Output the full listing word for word.
::: Materials provided :::
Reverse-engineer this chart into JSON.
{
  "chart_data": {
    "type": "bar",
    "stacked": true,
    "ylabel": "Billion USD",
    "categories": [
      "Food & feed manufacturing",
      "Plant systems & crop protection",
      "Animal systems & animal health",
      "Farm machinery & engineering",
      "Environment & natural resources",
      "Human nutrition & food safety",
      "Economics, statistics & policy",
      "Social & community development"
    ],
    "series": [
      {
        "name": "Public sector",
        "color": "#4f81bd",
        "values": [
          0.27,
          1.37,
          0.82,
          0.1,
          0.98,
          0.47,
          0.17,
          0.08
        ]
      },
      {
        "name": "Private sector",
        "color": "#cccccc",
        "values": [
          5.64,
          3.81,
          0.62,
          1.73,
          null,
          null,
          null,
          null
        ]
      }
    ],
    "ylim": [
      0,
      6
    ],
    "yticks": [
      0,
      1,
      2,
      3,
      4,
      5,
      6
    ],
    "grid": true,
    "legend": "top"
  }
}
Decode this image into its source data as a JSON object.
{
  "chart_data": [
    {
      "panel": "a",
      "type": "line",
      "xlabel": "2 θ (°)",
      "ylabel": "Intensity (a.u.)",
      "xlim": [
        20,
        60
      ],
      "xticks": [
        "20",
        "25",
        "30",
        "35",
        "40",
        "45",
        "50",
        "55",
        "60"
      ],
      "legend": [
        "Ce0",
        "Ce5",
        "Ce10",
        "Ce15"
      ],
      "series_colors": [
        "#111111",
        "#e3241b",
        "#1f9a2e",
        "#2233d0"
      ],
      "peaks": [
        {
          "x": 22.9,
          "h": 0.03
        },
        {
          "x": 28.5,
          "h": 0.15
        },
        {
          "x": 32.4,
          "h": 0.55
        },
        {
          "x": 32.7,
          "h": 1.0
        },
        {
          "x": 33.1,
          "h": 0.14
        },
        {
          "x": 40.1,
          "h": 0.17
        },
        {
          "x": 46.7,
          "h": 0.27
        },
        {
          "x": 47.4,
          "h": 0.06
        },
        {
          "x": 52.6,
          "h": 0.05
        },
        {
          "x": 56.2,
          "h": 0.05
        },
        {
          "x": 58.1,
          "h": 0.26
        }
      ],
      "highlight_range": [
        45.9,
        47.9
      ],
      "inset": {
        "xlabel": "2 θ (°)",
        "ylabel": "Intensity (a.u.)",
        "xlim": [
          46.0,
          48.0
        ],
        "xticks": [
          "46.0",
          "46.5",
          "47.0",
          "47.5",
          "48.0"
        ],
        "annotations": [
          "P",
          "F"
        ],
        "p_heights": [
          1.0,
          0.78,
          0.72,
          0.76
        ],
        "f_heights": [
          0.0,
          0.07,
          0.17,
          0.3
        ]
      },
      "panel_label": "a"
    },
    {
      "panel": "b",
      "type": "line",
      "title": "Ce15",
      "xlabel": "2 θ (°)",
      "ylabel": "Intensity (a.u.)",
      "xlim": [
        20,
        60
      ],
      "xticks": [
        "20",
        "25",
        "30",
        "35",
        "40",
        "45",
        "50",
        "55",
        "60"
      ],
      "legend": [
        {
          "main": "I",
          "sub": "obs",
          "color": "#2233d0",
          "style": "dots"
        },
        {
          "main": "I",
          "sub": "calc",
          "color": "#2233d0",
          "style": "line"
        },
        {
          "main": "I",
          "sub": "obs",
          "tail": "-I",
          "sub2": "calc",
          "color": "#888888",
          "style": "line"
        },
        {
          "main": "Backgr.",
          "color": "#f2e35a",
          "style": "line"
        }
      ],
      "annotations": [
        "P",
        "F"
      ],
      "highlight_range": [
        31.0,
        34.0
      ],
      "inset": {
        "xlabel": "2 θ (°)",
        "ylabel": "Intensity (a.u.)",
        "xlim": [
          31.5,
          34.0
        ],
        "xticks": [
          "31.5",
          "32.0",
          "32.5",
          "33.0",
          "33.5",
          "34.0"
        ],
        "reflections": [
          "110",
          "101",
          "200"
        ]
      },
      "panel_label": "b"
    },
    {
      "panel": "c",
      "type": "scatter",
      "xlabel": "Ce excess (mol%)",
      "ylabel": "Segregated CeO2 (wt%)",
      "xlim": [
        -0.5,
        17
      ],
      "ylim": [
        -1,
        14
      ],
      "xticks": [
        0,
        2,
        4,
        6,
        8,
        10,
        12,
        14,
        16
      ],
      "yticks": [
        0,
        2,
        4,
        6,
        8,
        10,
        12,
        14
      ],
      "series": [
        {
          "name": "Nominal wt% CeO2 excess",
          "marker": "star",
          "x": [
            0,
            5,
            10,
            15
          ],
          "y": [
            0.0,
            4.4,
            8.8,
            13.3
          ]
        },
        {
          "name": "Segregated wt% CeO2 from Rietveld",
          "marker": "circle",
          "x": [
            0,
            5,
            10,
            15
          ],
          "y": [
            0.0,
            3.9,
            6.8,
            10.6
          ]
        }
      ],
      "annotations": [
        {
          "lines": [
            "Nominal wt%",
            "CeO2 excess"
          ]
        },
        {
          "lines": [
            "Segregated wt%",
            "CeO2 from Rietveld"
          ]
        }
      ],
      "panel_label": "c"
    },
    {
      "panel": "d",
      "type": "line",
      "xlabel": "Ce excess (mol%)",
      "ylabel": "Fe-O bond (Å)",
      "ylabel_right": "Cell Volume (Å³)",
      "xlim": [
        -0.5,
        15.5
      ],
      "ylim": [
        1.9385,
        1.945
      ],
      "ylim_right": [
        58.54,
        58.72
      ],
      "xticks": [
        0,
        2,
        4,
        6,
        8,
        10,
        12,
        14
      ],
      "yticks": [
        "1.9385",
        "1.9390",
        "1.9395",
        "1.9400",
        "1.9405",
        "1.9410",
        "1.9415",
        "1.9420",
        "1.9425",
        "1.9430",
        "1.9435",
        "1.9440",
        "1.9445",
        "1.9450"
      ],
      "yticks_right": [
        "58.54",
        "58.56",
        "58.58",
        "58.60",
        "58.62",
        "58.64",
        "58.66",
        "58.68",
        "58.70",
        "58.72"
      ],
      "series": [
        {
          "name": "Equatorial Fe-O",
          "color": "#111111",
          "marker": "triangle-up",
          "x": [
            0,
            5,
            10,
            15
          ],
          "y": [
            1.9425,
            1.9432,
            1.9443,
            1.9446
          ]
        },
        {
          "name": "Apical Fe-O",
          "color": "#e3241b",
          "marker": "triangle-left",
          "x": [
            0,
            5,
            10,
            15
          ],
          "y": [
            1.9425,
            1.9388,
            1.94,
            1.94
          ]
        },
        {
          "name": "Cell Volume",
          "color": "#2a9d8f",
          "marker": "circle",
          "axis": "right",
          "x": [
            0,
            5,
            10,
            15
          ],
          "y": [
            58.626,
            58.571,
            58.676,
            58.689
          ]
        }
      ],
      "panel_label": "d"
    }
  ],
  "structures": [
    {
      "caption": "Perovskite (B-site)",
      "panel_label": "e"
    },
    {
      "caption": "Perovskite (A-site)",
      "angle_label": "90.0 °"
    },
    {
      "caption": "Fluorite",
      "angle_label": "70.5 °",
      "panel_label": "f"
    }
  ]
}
:::
● The completed task:
Reverse-engineer this chart into JSON.
{
  "chart_data": {
    "type": "bar",
    "stacked": true,
    "ylabel": "Billion USD",
    "categories": [
      "Food & feed manufacturing",
      "Plant systems & crop protection",
      "Animal systems & animal health",
      "Farm machinery & engineering",
      "Environment & natural resources",
      "Human nutrition & food safety",
      "Economics, statistics & policy",
      "Social & community development"
    ],
    "series": [
      {
        "name": "Public sector",
        "color": "#4f81bd",
        "values": [
          0.27,
          1.37,
          0.82,
          0.1,
          0.98,
          0.47,
          0.17,
          0.08
        ]
      },
      {
        "name": "Private sector",
        "color": "#cccccc",
        "values": [
          5.64,
          3.81,
          0.62,
          1.73,
          null,
          null,
          null,
          null
        ]
      }
    ],
    "ylim": [
      0,
      6
    ],
    "yticks": [
      0,
      1,
      2,
      3,
      4,
      5,
      6
    ],
    "grid": true,
    "legend": "top"
  }
}
Decode this image into its source data as a JSON object.
{
  "chart_data": [
    {
      "panel": "a",
      "type": "line",
      "xlabel": "2 θ (°)",
      "ylabel": "Intensity (a.u.)",
      "xlim": [
        20,
        60
      ],
      "xticks": [
        "20",
        "25",
        "30",
        "35",
        "40",
        "45",
        "50",
        "55",
        "60"
      ],
      "legend": [
        "Ce0",
        "Ce5",
        "Ce10",
        "Ce15"
      ],
      "series_colors": [
        "#111111",
        "#e3241b",
        "#1f9a2e",
        "#2233d0"
      ],
      "peaks": [
        {
          "x": 22.9,
          "h": 0.03
        },
        {
          "x": 28.5,
          "h": 0.15
        },
        {
          "x": 32.4,
          "h": 0.55
        },
        {
          "x": 32.7,
          "h": 1.0
        },
        {
          "x": 33.1,
          "h": 0.14
        },
        {
          "x": 40.1,
          "h": 0.17
        },
        {
          "x": 46.7,
          "h": 0.27
        },
        {
          "x": 47.4,
          "h": 0.06
        },
        {
          "x": 52.6,
          "h": 0.05
        },
        {
          "x": 56.2,
          "h": 0.05
        },
        {
          "x": 58.1,
          "h": 0.26
        }
      ],
      "highlight_range": [
        45.9,
        47.9
      ],
      "inset": {
        "xlabel": "2 θ (°)",
        "ylabel": "Intensity (a.u.)",
        "xlim": [
          46.0,
          48.0
        ],
        "xticks": [
          "46.0",
          "46.5",
          "47.0",
          "47.5",
          "48.0"
        ],
        "annotations": [
          "P",
          "F"
        ],
        "p_heights": [
          1.0,
          0.78,
          0.72,
          0.76
        ],
        "f_heights": [
          0.0,
          0.07,
          0.17,
          0.3
        ]
      },
      "panel_label": "a"
    },
    {
      "panel": "b",
      "type": "line",
      "title": "Ce15",
      "xlabel": "2 θ (°)",
      "ylabel": "Intensity (a.u.)",
      "xlim": [
        20,
        60
      ],
      "xticks": [
        "20",
        "25",
        "30",
        "35",
        "40",
        "45",
        "50",
        "55",
        "60"
      ],
      "legend": [
        {
          "main": "I",
          "sub": "obs",
          "color": "#2233d0",
          "style": "dots"
        },
        {
          "main": "I",
          "sub": "calc",
          "color": "#2233d0",
          "style": "line"
        },
        {
          "main": "I",
          "sub": "obs",
          "tail": "-I",
          "sub2": "calc",
          "color": "#888888",
          "style": "line"
        },
        {
          "main": "Backgr.",
          "color": "#f2e35a",
          "style": "line"
        }
      ],
      "annotations": [
        "P",
        "F"
      ],
      "highlight_range": [
        31.0,
        34.0
      ],
      "inset": {
        "xlabel": "2 θ (°)",
        "ylabel": "Intensity (a.u.)",
        "xlim": [
          31.5,
          34.0
        ],
        "xticks": [
          "31.5",
          "32.0",
          "32.5",
          "33.0",
          "33.5",
          "34.0"
        ],
        "reflections": [
          "110",
          "101",
          "200"
        ]
      },
      "panel_label": "b"
    },
    {
      "panel": "c",
      "type": "scatter",
      "xlabel": "Ce excess (mol%)",
      "ylabel": "Segregated CeO2 (wt%)",
      "xlim": [
        -0.5,
        17
      ],
      "ylim": [
        -1,
        14
      ],
      "xticks": [
        0,
        2,
        4,
        6,
        8,
        10,
        12,
        14,
        16
      ],
      "yticks": [
        0,
        2,
        4,
        6,
        8,
        10,
        12,
        14
      ],
      "series": [
        {
          "name": "Nominal wt% CeO2 excess",
          "marker": "star",
          "x": [
            0,
            5,
            10,
            15
          ],
          "y": [
            0.0,
            4.4,
            8.8,
            13.3
          ]
        },
        {
          "name": "Segregated wt% CeO2 from Rietveld",
          "marker": "circle",
          "x": [
            0,
            5,
            10,
            15
          ],
          "y": [
            0.0,
            3.9,
            6.8,
            10.6
          ]
        }
      ],
      "annotations": [
        {
          "lines": [
            "Nominal wt%",
            "CeO2 excess"
          ]
        },
        {
          "lines": [
            "Segregated wt%",
            "CeO2 from Rietveld"
          ]
        }
      ],
      "panel_label": "c"
    },
    {
      "panel": "d",
      "type": "line",
      "xlabel": "Ce excess (mol%)",
      "ylabel": "Fe-O bond (Å)",
      "ylabel_right": "Cell Volume (Å³)",
      "xlim": [
        -0.5,
        15.5
      ],
      "ylim": [
        1.9385,
        1.945
      ],
      "ylim_right": [
        58.54,
        58.72
      ],
      "xticks": [
        0,
        2,
        4,
        6,
        8,
        10,
        12,
        14
      ],
      "yticks": [
        "1.9385",
        "1.9390",
        "1.9395",
        "1.9400",
        "1.9405",
        "1.9410",
        "1.9415",
        "1.9420",
        "1.9425",
        "1.9430",
        "1.9435",
        "1.9440",
        "1.9445",
        "1.9450"
      ],
      "yticks_right": [
        "58.54",
        "58.56",
        "58.58",
        "58.60",
        "58.62",
        "58.64",
        "58.66",
        "58.68",
        "58.70",
        "58.72"
      ],
      "series": [
        {
          "name": "Equatorial Fe-O",
          "color": "#111111",
          "marker": "triangle-up",
          "x": [
            0,
            5,
            10,
            15
          ],
          "y": [
            1.9425,
            1.9432,
            1.9443,
            1.9446
          ]
        },
        {
          "name": "Apical Fe-O",
          "color": "#e3241b",
          "marker": "triangle-left",
          "x": [
            0,
            5,
            10,
            15
          ],
          "y": [
            1.9425,
            1.9388,
            1.94,
            1.94
          ]
        },
        {
          "name": "Cell Volume",
          "color": "#2a9d8f",
          "marker": "circle",
          "axis": "right",
          "x": [
            0,
            5,
            10,
            15
          ],
          "y": [
            58.626,
            58.571,
            58.676,
            58.689
          ]
        }
      ],
      "panel_label": "d"
    }
  ],
  "structures": [
    {
      "caption": "Perovskite (B-site)",
      "panel_label": "e"
    },
    {
      "caption": "Perovskite (A-site)",
      "angle_label": "90.0 °"
    },
    {
      "caption": "Fluorite",
      "angle_label": "70.5 °",
      "panel_label": "f"
    }
  ]
}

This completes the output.